WORK TO COMPLETE: Check the listing below for lines with the word "this" and say how many there are, with nothing but the number.

EXERCISE INPUTS:
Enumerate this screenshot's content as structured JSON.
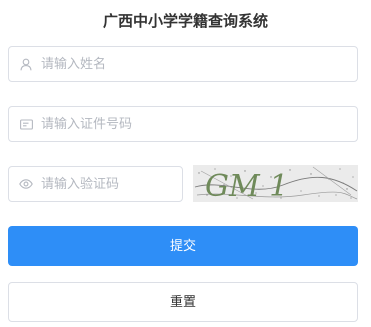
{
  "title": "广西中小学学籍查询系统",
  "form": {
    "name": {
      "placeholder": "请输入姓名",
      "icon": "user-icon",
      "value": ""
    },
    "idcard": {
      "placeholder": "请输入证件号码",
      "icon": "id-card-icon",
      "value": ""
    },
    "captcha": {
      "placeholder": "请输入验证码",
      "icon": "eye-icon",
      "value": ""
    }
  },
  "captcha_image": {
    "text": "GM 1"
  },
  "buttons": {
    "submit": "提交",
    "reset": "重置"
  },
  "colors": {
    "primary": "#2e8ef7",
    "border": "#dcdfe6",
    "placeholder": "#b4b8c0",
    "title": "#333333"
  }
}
==
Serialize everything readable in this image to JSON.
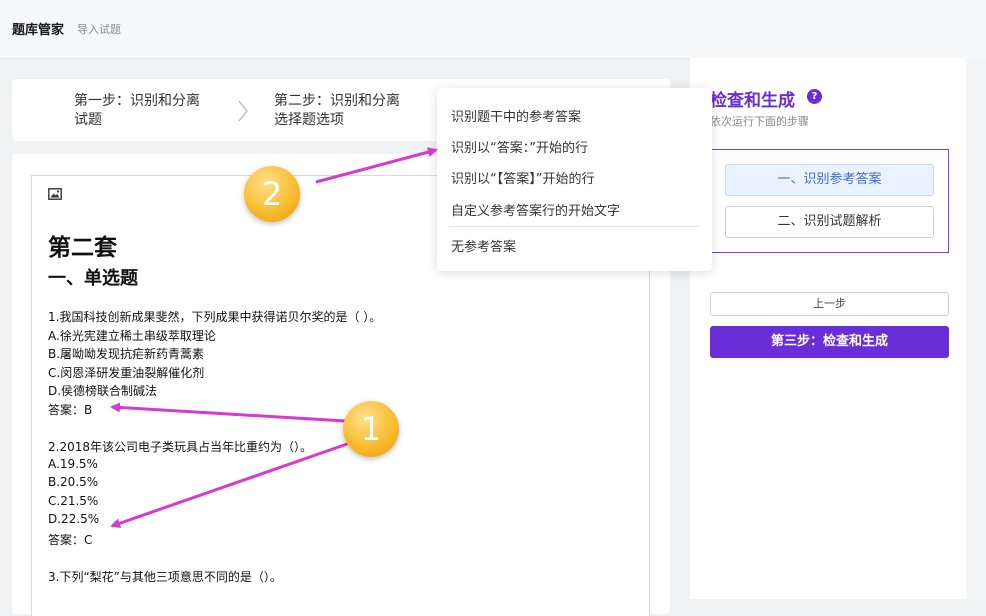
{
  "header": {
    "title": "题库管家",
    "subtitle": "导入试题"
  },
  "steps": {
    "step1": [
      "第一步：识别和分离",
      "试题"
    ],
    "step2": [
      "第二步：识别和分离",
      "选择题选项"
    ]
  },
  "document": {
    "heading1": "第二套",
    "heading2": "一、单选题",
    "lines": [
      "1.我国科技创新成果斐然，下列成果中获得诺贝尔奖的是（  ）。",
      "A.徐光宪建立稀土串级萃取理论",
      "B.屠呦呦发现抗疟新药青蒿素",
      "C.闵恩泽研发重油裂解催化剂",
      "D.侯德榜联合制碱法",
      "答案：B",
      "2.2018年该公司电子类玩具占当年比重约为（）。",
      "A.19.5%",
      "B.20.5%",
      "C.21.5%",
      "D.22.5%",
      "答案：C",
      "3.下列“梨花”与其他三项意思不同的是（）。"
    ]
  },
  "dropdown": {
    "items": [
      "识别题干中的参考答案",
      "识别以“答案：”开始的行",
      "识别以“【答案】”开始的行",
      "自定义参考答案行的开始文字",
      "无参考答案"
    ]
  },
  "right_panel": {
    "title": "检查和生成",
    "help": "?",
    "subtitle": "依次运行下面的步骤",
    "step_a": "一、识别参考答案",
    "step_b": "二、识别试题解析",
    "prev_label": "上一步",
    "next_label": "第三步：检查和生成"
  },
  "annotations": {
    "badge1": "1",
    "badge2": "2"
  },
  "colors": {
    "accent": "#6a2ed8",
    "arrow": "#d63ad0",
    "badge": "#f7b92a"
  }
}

WRITTEN REPLY: 2